REQUEST = Extract each line of the data and write it out again exactly.

^^^^

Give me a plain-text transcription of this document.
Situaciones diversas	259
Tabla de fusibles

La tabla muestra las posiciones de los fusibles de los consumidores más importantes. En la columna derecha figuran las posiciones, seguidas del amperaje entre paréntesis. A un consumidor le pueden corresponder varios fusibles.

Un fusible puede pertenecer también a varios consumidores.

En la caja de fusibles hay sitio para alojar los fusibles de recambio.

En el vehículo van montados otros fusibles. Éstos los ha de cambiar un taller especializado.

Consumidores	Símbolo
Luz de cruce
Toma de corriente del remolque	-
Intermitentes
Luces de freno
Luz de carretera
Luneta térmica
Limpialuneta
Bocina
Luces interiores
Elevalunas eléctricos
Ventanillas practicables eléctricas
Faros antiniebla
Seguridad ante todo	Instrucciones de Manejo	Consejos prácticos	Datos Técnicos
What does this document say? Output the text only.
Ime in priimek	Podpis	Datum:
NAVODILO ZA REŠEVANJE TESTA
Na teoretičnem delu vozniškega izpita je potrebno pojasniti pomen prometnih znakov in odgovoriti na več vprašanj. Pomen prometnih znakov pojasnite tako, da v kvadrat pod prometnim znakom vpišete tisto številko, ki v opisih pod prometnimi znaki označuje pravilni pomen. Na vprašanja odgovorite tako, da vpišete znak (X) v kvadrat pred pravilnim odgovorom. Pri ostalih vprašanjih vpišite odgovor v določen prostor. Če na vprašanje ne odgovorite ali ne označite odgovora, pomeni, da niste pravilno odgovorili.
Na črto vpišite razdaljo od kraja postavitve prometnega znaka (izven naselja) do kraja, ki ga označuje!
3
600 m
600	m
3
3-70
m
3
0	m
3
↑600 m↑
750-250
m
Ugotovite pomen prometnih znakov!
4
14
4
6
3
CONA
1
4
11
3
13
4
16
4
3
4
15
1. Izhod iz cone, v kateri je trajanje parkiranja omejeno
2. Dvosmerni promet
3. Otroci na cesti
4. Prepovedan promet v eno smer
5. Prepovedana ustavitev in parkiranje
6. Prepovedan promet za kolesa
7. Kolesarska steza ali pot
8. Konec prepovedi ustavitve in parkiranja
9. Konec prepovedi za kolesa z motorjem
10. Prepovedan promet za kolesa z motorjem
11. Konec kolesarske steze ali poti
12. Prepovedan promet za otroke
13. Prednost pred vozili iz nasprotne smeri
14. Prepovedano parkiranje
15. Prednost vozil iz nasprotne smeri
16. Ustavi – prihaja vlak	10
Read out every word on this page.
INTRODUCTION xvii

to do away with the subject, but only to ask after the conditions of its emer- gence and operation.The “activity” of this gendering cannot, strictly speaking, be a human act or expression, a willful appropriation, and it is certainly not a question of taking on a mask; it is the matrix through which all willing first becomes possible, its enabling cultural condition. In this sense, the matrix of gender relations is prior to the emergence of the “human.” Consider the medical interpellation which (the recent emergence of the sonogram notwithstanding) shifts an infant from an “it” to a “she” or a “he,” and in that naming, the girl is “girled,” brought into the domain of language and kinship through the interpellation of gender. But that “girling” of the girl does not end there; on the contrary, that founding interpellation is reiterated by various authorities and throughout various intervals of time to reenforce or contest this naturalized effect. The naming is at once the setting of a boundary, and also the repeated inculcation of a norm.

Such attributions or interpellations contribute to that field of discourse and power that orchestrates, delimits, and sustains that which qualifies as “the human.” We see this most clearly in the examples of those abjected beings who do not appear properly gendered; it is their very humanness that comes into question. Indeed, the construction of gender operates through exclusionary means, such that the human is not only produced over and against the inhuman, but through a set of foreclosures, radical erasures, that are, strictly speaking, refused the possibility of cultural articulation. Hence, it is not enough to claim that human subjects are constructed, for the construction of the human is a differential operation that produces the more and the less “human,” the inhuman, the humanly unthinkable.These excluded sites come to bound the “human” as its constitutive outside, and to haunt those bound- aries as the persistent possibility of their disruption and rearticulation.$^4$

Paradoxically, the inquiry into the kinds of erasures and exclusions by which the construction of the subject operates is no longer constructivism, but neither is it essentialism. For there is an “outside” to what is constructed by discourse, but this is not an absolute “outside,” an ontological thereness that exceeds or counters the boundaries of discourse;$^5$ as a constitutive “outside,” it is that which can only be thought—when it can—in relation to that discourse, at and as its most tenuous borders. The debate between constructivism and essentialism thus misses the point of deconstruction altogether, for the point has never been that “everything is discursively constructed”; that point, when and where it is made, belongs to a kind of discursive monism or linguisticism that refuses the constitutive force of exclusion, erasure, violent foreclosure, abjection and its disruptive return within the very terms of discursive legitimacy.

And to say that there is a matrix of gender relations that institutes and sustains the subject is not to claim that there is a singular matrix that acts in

^^^^

THE COMPLETED TASK =
Give me a plain-text transcription of this document.
Situaciones diversas	259
Tabla de fusibles

La tabla muestra las posiciones de los fusibles de los consumidores más importantes. En la columna derecha figuran las posiciones, seguidas del amperaje entre paréntesis. A un consumidor le pueden corresponder varios fusibles.

Un fusible puede pertenecer también a varios consumidores.

En la caja de fusibles hay sitio para alojar los fusibles de recambio.

En el vehículo van montados otros fusibles. Éstos los ha de cambiar un taller especializado.

Consumidores	Símbolo
Luz de cruce
Toma de corriente del remolque	-
Intermitentes
Luces de freno
Luz de carretera
Luneta térmica
Limpialuneta
Bocina
Luces interiores
Elevalunas eléctricos
Ventanillas practicables eléctricas
Faros antiniebla
Seguridad ante todo	Instrucciones de Manejo	Consejos prácticos	Datos Técnicos
What does this document say? Output the text only.
Ime in priimek	Podpis	Datum:
NAVODILO ZA REŠEVANJE TESTA
Na teoretičnem delu vozniškega izpita je potrebno pojasniti pomen prometnih znakov in odgovoriti na več vprašanj. Pomen prometnih znakov pojasnite tako, da v kvadrat pod prometnim znakom vpišete tisto številko, ki v opisih pod prometnimi znaki označuje pravilni pomen. Na vprašanja odgovorite tako, da vpišete znak (X) v kvadrat pred pravilnim odgovorom. Pri ostalih vprašanjih vpišite odgovor v določen prostor. Če na vprašanje ne odgovorite ali ne označite odgovora, pomeni, da niste pravilno odgovorili.
Na črto vpišite razdaljo od kraja postavitve prometnega znaka (izven naselja) do kraja, ki ga označuje!
3
600 m
600	m
3
3-70
m
3
0	m
3
↑600 m↑
750-250
m
Ugotovite pomen prometnih znakov!
4
14
4
6
3
CONA
1
4
11
3
13
4
16
4
3
4
15
1. Izhod iz cone, v kateri je trajanje parkiranja omejeno
2. Dvosmerni promet
3. Otroci na cesti
4. Prepovedan promet v eno smer
5. Prepovedana ustavitev in parkiranje
6. Prepovedan promet za kolesa
7. Kolesarska steza ali pot
8. Konec prepovedi ustavitve in parkiranja
9. Konec prepovedi za kolesa z motorjem
10. Prepovedan promet za kolesa z motorjem
11. Konec kolesarske steze ali poti
12. Prepovedan promet za otroke
13. Prednost pred vozili iz nasprotne smeri
14. Prepovedano parkiranje
15. Prednost vozil iz nasprotne smeri
16. Ustavi – prihaja vlak	10
Read out every word on this page.
INTRODUCTION xvii

to do away with the subject, but only to ask after the conditions of its emer- gence and operation.The “activity” of this gendering cannot, strictly speaking, be a human act or expression, a willful appropriation, and it is certainly not a question of taking on a mask; it is the matrix through which all willing first becomes possible, its enabling cultural condition. In this sense, the matrix of gender relations is prior to the emergence of the “human.” Consider the medical interpellation which (the recent emergence of the sonogram notwithstanding) shifts an infant from an “it” to a “she” or a “he,” and in that naming, the girl is “girled,” brought into the domain of language and kinship through the interpellation of gender. But that “girling” of the girl does not end there; on the contrary, that founding interpellation is reiterated by various authorities and throughout various intervals of time to reenforce or contest this naturalized effect. The naming is at once the setting of a boundary, and also the repeated inculcation of a norm.

Such attributions or interpellations contribute to that field of discourse and power that orchestrates, delimits, and sustains that which qualifies as “the human.” We see this most clearly in the examples of those abjected beings who do not appear properly gendered; it is their very humanness that comes into question. Indeed, the construction of gender operates through exclusionary means, such that the human is not only produced over and against the inhuman, but through a set of foreclosures, radical erasures, that are, strictly speaking, refused the possibility of cultural articulation. Hence, it is not enough to claim that human subjects are constructed, for the construction of the human is a differential operation that produces the more and the less “human,” the inhuman, the humanly unthinkable.These excluded sites come to bound the “human” as its constitutive outside, and to haunt those bound- aries as the persistent possibility of their disruption and rearticulation.$^4$

Paradoxically, the inquiry into the kinds of erasures and exclusions by which the construction of the subject operates is no longer constructivism, but neither is it essentialism. For there is an “outside” to what is constructed by discourse, but this is not an absolute “outside,” an ontological thereness that exceeds or counters the boundaries of discourse;$^5$ as a constitutive “outside,” it is that which can only be thought—when it can—in relation to that discourse, at and as its most tenuous borders. The debate between constructivism and essentialism thus misses the point of deconstruction altogether, for the point has never been that “everything is discursively constructed”; that point, when and where it is made, belongs to a kind of discursive monism or linguisticism that refuses the constitutive force of exclusion, erasure, violent foreclosure, abjection and its disruptive return within the very terms of discursive legitimacy.

And to say that there is a matrix of gender relations that institutes and sustains the subject is not to claim that there is a singular matrix that acts in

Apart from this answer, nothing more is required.